-- Begin Material provided --
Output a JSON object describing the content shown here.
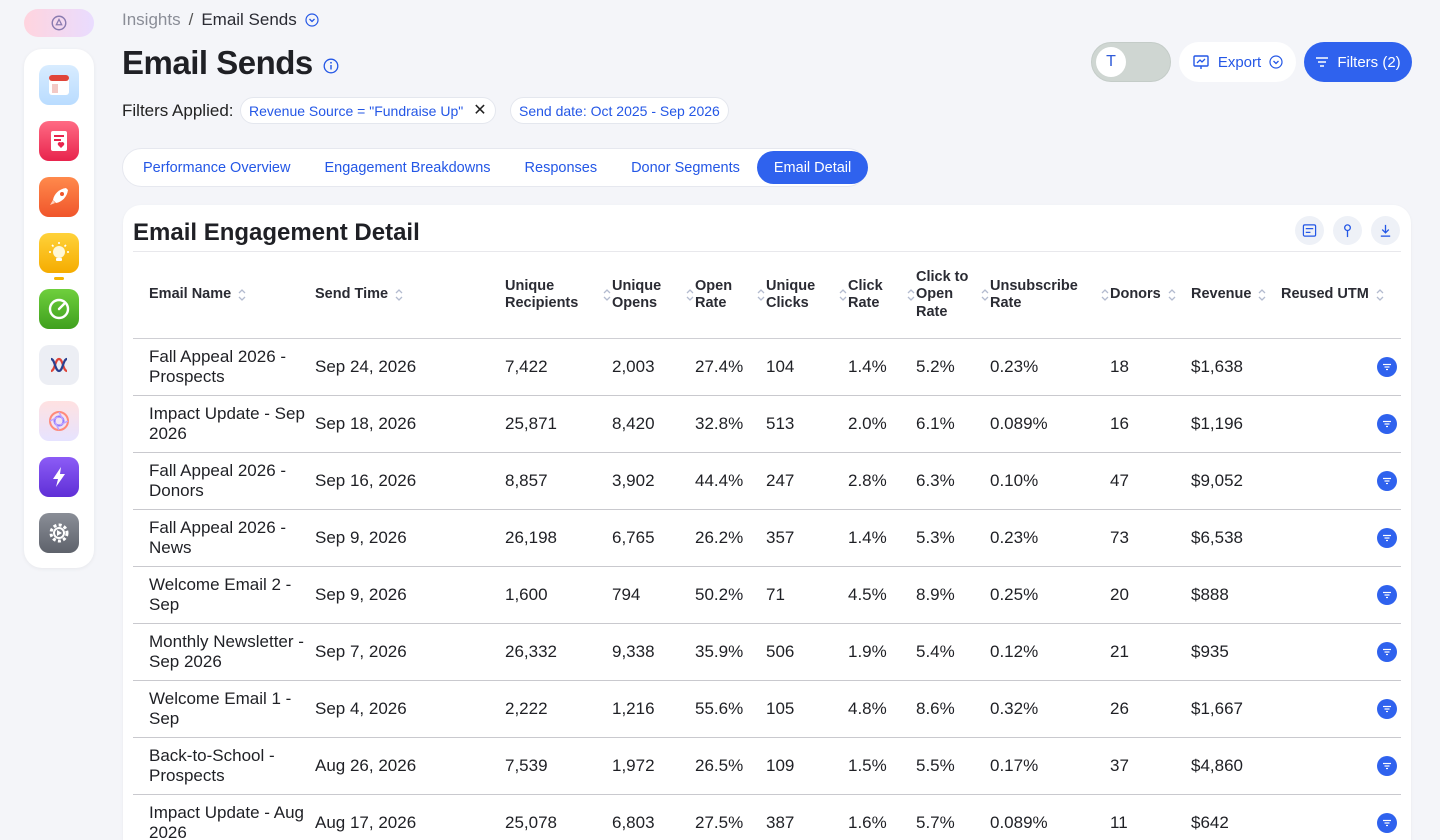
{
  "breadcrumb": {
    "root": "Insights",
    "separator": "/",
    "current": "Email Sends"
  },
  "page": {
    "title": "Email Sends"
  },
  "header_actions": {
    "toggle_letter": "T",
    "export_label": "Export",
    "filters_label": "Filters (2)"
  },
  "filters": {
    "label": "Filters Applied:",
    "chips": [
      {
        "label": "Revenue Source = \"Fundraise Up\"",
        "removable": true
      },
      {
        "label": "Send date: Oct 2025 - Sep 2026",
        "removable": false
      }
    ]
  },
  "tabs": [
    {
      "label": "Performance Overview",
      "active": false
    },
    {
      "label": "Engagement Breakdowns",
      "active": false
    },
    {
      "label": "Responses",
      "active": false
    },
    {
      "label": "Donor Segments",
      "active": false
    },
    {
      "label": "Email Detail",
      "active": true
    }
  ],
  "card": {
    "title": "Email Engagement Detail"
  },
  "table": {
    "columns": [
      "Email Name",
      "Send Time",
      "Unique Recipients",
      "Unique Opens",
      "Open Rate",
      "Unique Clicks",
      "Click Rate",
      "Click to Open Rate",
      "Unsubscribe Rate",
      "Donors",
      "Revenue",
      "Reused UTM"
    ],
    "rows": [
      [
        "Fall Appeal 2026 - Prospects",
        "Sep 24, 2026",
        "7,422",
        "2,003",
        "27.4%",
        "104",
        "1.4%",
        "5.2%",
        "0.23%",
        "18",
        "$1,638",
        ""
      ],
      [
        "Impact Update - Sep 2026",
        "Sep 18, 2026",
        "25,871",
        "8,420",
        "32.8%",
        "513",
        "2.0%",
        "6.1%",
        "0.089%",
        "16",
        "$1,196",
        ""
      ],
      [
        "Fall Appeal 2026 - Donors",
        "Sep 16, 2026",
        "8,857",
        "3,902",
        "44.4%",
        "247",
        "2.8%",
        "6.3%",
        "0.10%",
        "47",
        "$9,052",
        ""
      ],
      [
        "Fall Appeal 2026 - News",
        "Sep 9, 2026",
        "26,198",
        "6,765",
        "26.2%",
        "357",
        "1.4%",
        "5.3%",
        "0.23%",
        "73",
        "$6,538",
        ""
      ],
      [
        "Welcome Email 2 - Sep",
        "Sep 9, 2026",
        "1,600",
        "794",
        "50.2%",
        "71",
        "4.5%",
        "8.9%",
        "0.25%",
        "20",
        "$888",
        ""
      ],
      [
        "Monthly Newsletter - Sep 2026",
        "Sep 7, 2026",
        "26,332",
        "9,338",
        "35.9%",
        "506",
        "1.9%",
        "5.4%",
        "0.12%",
        "21",
        "$935",
        ""
      ],
      [
        "Welcome Email 1 - Sep",
        "Sep 4, 2026",
        "2,222",
        "1,216",
        "55.6%",
        "105",
        "4.8%",
        "8.6%",
        "0.32%",
        "26",
        "$1,667",
        ""
      ],
      [
        "Back-to-School - Prospects",
        "Aug 26, 2026",
        "7,539",
        "1,972",
        "26.5%",
        "109",
        "1.5%",
        "5.5%",
        "0.17%",
        "37",
        "$4,860",
        ""
      ],
      [
        "Impact Update - Aug 2026",
        "Aug 17, 2026",
        "25,078",
        "6,803",
        "27.5%",
        "387",
        "1.6%",
        "5.7%",
        "0.089%",
        "11",
        "$642",
        ""
      ]
    ]
  },
  "colors": {
    "accent": "#2f62ee",
    "link": "#2457e6",
    "background": "#f4f5f9"
  },
  "sidebar_apps": [
    "dashboard-app-icon",
    "donor-card-app-icon",
    "rocket-app-icon",
    "lightbulb-app-icon",
    "gauge-app-icon",
    "journey-app-icon",
    "aperture-app-icon",
    "lightning-app-icon",
    "settings-app-icon"
  ]
}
-- End Material provided --
* Task to complete *
Where a line above includes "icon", copy that line.

* Full output *
    "dashboard-app-icon",
    "donor-card-app-icon",
    "rocket-app-icon",
    "lightbulb-app-icon",
    "gauge-app-icon",
    "journey-app-icon",
    "aperture-app-icon",
    "lightning-app-icon",
    "settings-app-icon"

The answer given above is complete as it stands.